*Task to carry out*.
Write out all the entries word for word and omit any pictures.

*The records*.
-=-=-=-=-

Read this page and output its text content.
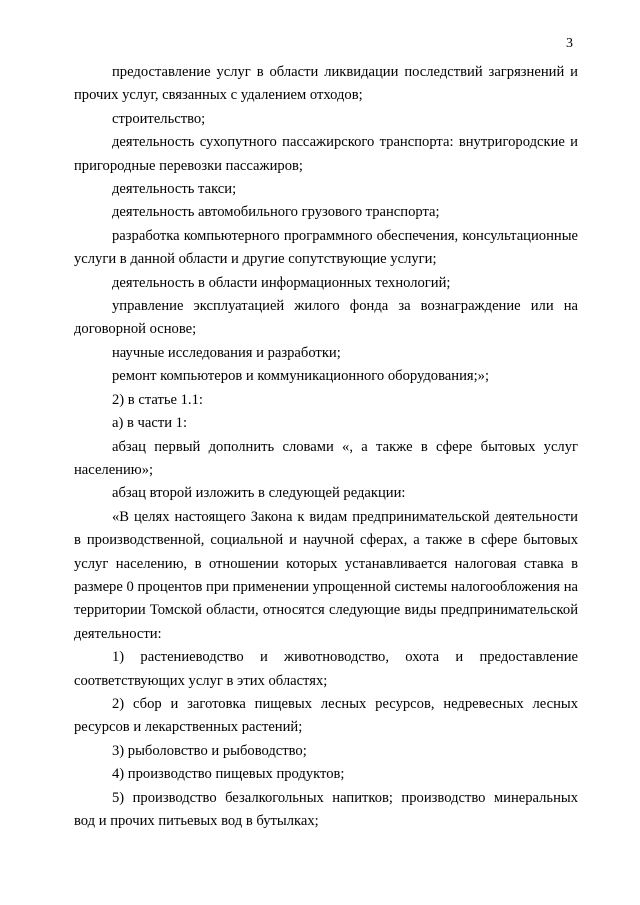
3

предоставление услуг в области ликвидации последствий загрязнений и прочих услуг, связанных с удалением отходов;

строительство;

деятельность сухопутного пассажирского транспорта: внутригородские и пригородные перевозки пассажиров;

деятельность такси;

деятельность автомобильного грузового транспорта;

разработка компьютерного программного обеспечения, консультационные услуги в данной области и другие сопутствующие услуги;

деятельность в области информационных технологий;

управление эксплуатацией жилого фонда за вознаграждение или на договорной основе;

научные исследования и разработки;

ремонт компьютеров и коммуникационного оборудования;»;

2) в статье 1.1:

а) в части 1:

абзац первый дополнить словами «, а также в сфере бытовых услуг населению»;

абзац второй изложить в следующей редакции:

«В целях настоящего Закона к видам предпринимательской деятельности в производственной, социальной и научной сферах, а также в сфере бытовых услуг населению, в отношении которых устанавливается налоговая ставка в размере 0 процентов при применении упрощенной системы налогообложения на территории Томской области, относятся следующие виды предпринимательской деятельности:

1) растениеводство и животноводство, охота и предоставление соответствующих услуг в этих областях;

2) сбор и заготовка пищевых лесных ресурсов, недревесных лесных ресурсов и лекарственных растений;

3) рыболовство и рыбоводство;

4) производство пищевых продуктов;

5) производство безалкогольных напитков; производство минеральных вод и прочих питьевых вод в бутылках;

-=-=-=-=-

*Worked solution*.
Read this page and output its text content.
3

предоставление услуг в области ликвидации последствий загрязнений и прочих услуг, связанных с удалением отходов;

строительство;

деятельность сухопутного пассажирского транспорта: внутригородские и пригородные перевозки пассажиров;

деятельность такси;

деятельность автомобильного грузового транспорта;

разработка компьютерного программного обеспечения, консультационные услуги в данной области и другие сопутствующие услуги;

деятельность в области информационных технологий;

управление эксплуатацией жилого фонда за вознаграждение или на договорной основе;

научные исследования и разработки;

ремонт компьютеров и коммуникационного оборудования;»;

2) в статье 1.1:

а) в части 1:

абзац первый дополнить словами «, а также в сфере бытовых услуг населению»;

абзац второй изложить в следующей редакции:

«В целях настоящего Закона к видам предпринимательской деятельности в производственной, социальной и научной сферах, а также в сфере бытовых услуг населению, в отношении которых устанавливается налоговая ставка в размере 0 процентов при применении упрощенной системы налогообложения на территории Томской области, относятся следующие виды предпринимательской деятельности:

1) растениеводство и животноводство, охота и предоставление соответствующих услуг в этих областях;

2) сбор и заготовка пищевых лесных ресурсов, недревесных лесных ресурсов и лекарственных растений;

3) рыболовство и рыбоводство;

4) производство пищевых продуктов;

5) производство безалкогольных напитков; производство минеральных вод и прочих питьевых вод в бутылках;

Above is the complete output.